EXERCISE INSTRUCTIONS: Please transcribe the data below exactly. Leave the pictures out.

RECORDS FOR THIS TASK:
%%

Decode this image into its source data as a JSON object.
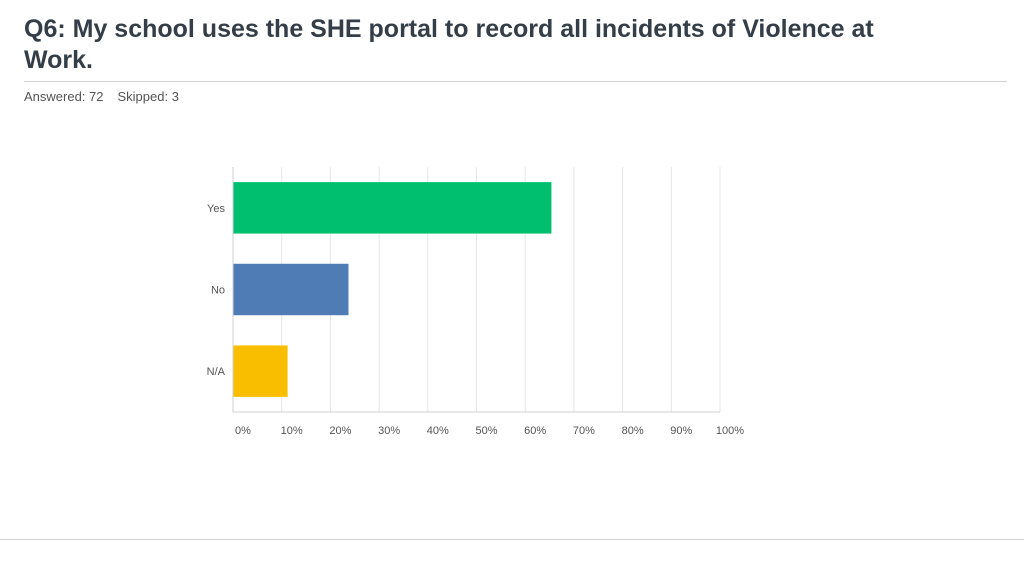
{
  "header": {
    "title": "Q6: My school uses the SHE portal to record all incidents of Violence at Work.",
    "answered": "Answered: 72",
    "skipped": "Skipped: 3"
  },
  "chart_data": {
    "type": "bar",
    "orientation": "horizontal",
    "categories": [
      "Yes",
      "No",
      "N/A"
    ],
    "values": [
      65.28,
      23.61,
      11.11
    ],
    "colors": [
      "#00bf6f",
      "#507cb6",
      "#f9be00"
    ],
    "xlim": [
      0,
      100
    ],
    "xticks": [
      "0%",
      "10%",
      "20%",
      "30%",
      "40%",
      "50%",
      "60%",
      "70%",
      "80%",
      "90%",
      "100%"
    ],
    "grid": true
  }
}
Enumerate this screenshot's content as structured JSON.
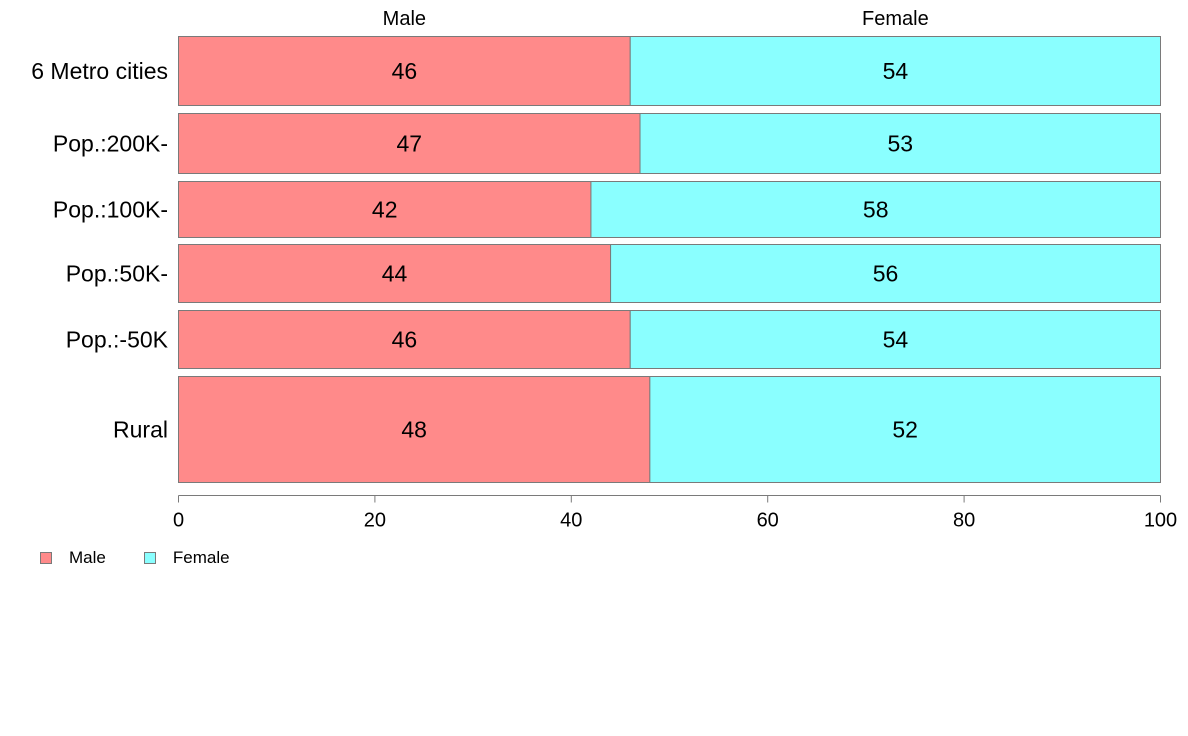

%%

SOLUTION TO THIS PROBLEM:
Decode this image into its source data as a JSON object.
{
  "header": {
    "title": "Q6: My school uses the SHE portal to record all incidents of Violence at Work.",
    "answered": "Answered: 72",
    "skipped": "Skipped: 3"
  },
  "chart_data": {
    "type": "bar",
    "orientation": "horizontal",
    "categories": [
      "Yes",
      "No",
      "N/A"
    ],
    "values": [
      65.28,
      23.61,
      11.11
    ],
    "colors": [
      "#00bf6f",
      "#507cb6",
      "#f9be00"
    ],
    "xlim": [
      0,
      100
    ],
    "xticks": [
      "0%",
      "10%",
      "20%",
      "30%",
      "40%",
      "50%",
      "60%",
      "70%",
      "80%",
      "90%",
      "100%"
    ],
    "grid": true
  }
}
Enumerate this screenshot's content as structured JSON.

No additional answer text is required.